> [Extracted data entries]

========================================

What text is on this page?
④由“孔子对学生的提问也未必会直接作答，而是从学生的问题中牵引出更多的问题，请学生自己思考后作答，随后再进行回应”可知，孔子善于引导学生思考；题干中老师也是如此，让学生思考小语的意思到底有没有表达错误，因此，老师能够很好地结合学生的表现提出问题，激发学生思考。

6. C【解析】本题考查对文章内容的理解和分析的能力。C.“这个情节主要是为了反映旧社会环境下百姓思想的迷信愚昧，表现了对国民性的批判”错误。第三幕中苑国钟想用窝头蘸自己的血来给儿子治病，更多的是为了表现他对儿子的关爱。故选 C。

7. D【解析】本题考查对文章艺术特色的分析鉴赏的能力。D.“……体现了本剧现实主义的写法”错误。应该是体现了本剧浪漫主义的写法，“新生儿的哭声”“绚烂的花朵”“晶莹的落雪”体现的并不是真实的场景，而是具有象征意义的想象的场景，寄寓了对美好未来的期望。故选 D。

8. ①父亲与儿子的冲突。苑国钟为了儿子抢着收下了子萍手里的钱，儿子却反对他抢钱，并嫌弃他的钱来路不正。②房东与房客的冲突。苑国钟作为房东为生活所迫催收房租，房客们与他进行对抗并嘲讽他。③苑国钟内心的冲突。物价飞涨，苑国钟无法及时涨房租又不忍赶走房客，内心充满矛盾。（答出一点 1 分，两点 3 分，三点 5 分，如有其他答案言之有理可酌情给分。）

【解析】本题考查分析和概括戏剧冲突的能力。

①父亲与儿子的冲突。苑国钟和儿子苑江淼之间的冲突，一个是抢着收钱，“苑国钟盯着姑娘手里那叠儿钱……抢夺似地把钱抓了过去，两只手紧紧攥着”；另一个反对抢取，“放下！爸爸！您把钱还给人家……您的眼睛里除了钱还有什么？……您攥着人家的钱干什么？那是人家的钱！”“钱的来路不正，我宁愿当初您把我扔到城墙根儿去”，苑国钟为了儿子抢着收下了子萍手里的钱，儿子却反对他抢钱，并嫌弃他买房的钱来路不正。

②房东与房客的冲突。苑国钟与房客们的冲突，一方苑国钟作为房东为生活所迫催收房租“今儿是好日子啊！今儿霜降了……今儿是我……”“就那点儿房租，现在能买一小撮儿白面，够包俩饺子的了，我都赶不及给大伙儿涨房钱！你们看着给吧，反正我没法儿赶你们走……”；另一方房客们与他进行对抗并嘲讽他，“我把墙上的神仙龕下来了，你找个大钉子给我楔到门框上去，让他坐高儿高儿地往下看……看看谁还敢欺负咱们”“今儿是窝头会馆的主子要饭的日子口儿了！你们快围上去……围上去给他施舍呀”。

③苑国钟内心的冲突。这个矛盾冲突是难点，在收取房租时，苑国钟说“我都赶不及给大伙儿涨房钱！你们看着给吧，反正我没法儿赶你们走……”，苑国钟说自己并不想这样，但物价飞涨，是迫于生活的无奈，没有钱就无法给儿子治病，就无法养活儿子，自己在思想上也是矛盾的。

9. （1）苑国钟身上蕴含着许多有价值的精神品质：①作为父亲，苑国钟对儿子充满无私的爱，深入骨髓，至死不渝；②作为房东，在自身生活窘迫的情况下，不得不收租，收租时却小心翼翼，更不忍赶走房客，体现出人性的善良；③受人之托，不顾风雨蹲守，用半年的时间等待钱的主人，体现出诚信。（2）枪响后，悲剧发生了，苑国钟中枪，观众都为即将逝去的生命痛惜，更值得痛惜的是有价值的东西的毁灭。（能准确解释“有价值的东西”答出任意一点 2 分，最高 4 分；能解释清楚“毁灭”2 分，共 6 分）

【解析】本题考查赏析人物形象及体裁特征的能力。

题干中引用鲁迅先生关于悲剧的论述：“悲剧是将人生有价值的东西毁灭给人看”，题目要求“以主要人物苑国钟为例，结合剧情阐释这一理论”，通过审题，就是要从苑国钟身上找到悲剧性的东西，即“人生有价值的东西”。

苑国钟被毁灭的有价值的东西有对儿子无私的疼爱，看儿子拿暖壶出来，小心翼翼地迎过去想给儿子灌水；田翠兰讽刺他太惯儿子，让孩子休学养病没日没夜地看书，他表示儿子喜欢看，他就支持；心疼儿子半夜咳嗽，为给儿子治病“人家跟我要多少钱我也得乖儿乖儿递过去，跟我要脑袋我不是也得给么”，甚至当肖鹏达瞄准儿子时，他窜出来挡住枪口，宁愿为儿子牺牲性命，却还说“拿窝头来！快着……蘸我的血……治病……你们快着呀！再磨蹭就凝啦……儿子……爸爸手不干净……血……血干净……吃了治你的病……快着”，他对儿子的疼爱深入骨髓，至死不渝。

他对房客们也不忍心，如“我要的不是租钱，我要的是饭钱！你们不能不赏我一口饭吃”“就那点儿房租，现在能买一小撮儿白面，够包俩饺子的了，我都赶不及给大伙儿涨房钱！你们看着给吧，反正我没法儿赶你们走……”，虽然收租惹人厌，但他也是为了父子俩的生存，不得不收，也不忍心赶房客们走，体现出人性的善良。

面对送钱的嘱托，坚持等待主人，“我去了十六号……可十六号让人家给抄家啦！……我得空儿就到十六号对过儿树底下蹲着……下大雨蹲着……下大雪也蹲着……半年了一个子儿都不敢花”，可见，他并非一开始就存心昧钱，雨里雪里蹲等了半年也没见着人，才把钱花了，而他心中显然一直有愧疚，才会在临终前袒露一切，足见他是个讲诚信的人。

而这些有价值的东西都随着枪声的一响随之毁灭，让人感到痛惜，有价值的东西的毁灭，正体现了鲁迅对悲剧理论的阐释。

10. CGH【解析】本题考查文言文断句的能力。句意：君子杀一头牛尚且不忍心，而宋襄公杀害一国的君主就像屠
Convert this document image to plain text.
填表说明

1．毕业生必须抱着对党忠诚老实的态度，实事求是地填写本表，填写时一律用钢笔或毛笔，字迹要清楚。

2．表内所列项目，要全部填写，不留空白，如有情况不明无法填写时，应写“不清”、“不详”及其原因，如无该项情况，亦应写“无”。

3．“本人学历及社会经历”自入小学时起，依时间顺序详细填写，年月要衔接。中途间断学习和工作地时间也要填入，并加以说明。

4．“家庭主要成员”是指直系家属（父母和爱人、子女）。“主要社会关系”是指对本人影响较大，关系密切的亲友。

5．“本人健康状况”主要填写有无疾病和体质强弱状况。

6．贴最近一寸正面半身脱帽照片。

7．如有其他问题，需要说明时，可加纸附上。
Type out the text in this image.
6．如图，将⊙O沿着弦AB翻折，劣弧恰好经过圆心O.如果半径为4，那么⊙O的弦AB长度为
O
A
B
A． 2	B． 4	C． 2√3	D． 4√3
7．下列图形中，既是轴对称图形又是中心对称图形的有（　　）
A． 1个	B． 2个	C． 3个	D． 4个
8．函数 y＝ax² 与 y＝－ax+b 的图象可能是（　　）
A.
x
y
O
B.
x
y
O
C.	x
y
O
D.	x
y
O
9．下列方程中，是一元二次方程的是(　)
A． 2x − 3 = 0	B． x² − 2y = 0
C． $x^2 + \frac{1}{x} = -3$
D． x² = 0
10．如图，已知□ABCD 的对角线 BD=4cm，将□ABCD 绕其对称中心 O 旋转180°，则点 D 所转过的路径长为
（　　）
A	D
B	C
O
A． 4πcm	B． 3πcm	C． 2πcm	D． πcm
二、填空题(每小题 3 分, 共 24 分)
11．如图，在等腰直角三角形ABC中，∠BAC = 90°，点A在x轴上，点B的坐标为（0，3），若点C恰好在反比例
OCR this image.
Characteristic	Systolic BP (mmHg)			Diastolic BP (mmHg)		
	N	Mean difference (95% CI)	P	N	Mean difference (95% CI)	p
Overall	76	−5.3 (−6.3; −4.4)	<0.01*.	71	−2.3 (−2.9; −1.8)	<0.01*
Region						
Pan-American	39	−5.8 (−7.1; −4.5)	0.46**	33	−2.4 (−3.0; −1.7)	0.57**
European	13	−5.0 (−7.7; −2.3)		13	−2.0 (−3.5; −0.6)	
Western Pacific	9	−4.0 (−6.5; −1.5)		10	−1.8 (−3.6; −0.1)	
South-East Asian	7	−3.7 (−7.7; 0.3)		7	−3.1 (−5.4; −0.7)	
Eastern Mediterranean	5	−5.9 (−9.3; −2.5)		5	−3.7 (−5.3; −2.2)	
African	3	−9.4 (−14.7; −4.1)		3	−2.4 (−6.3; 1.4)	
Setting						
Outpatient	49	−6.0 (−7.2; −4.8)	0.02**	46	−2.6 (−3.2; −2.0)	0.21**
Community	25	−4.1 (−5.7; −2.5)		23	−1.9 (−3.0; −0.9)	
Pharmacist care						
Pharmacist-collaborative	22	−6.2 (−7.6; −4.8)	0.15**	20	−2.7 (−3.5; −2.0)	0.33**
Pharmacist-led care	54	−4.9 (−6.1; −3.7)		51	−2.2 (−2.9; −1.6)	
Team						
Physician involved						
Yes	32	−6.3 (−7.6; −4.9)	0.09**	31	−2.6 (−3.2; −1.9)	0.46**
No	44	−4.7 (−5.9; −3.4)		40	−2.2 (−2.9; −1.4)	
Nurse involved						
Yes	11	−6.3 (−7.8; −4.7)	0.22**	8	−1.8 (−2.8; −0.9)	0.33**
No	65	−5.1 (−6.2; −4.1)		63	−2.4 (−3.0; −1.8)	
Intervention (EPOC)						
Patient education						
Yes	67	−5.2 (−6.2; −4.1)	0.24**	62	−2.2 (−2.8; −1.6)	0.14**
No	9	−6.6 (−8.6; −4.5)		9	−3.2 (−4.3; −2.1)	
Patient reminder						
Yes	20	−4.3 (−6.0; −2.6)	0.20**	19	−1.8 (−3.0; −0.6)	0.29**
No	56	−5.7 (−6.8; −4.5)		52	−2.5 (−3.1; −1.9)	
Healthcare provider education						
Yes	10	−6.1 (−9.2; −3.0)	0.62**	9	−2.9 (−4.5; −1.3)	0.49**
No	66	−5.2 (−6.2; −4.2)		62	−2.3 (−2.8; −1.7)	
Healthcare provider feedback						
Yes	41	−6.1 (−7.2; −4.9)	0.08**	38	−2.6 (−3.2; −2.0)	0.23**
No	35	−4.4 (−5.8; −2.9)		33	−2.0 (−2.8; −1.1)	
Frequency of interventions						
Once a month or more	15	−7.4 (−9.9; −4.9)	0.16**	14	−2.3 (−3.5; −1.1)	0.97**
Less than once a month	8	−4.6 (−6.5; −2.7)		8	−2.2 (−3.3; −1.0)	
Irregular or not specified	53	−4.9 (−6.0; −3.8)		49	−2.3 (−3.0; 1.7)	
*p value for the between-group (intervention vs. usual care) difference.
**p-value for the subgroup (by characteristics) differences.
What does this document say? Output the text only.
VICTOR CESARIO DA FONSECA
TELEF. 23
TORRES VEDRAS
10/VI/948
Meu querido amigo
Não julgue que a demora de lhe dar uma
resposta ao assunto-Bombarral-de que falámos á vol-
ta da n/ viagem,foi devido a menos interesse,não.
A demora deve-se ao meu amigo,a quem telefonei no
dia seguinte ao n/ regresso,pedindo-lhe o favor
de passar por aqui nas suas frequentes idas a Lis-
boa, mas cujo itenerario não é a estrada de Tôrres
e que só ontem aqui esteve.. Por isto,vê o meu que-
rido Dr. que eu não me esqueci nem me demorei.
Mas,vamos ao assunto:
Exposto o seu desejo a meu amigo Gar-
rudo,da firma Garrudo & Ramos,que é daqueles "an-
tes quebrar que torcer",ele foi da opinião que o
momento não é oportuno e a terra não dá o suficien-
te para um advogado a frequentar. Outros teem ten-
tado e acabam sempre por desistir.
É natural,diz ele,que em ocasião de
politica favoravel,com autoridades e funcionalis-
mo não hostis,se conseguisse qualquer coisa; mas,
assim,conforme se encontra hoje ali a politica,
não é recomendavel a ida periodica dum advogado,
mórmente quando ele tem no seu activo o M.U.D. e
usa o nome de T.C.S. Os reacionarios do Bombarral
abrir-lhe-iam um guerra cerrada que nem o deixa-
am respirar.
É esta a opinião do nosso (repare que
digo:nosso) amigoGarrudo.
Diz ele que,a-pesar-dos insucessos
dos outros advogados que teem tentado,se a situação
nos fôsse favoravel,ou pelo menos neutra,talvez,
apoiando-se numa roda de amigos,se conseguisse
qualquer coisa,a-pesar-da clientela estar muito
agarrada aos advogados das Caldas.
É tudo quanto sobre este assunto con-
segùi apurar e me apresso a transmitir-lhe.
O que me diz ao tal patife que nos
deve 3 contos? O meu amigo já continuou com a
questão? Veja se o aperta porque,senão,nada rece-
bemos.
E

========================================

> [Task to complete] Filter the records for lines holding the string "document". Copy each one.

> [Response to the task]
Convert this document image to plain text.
What does this document say? Output the text only.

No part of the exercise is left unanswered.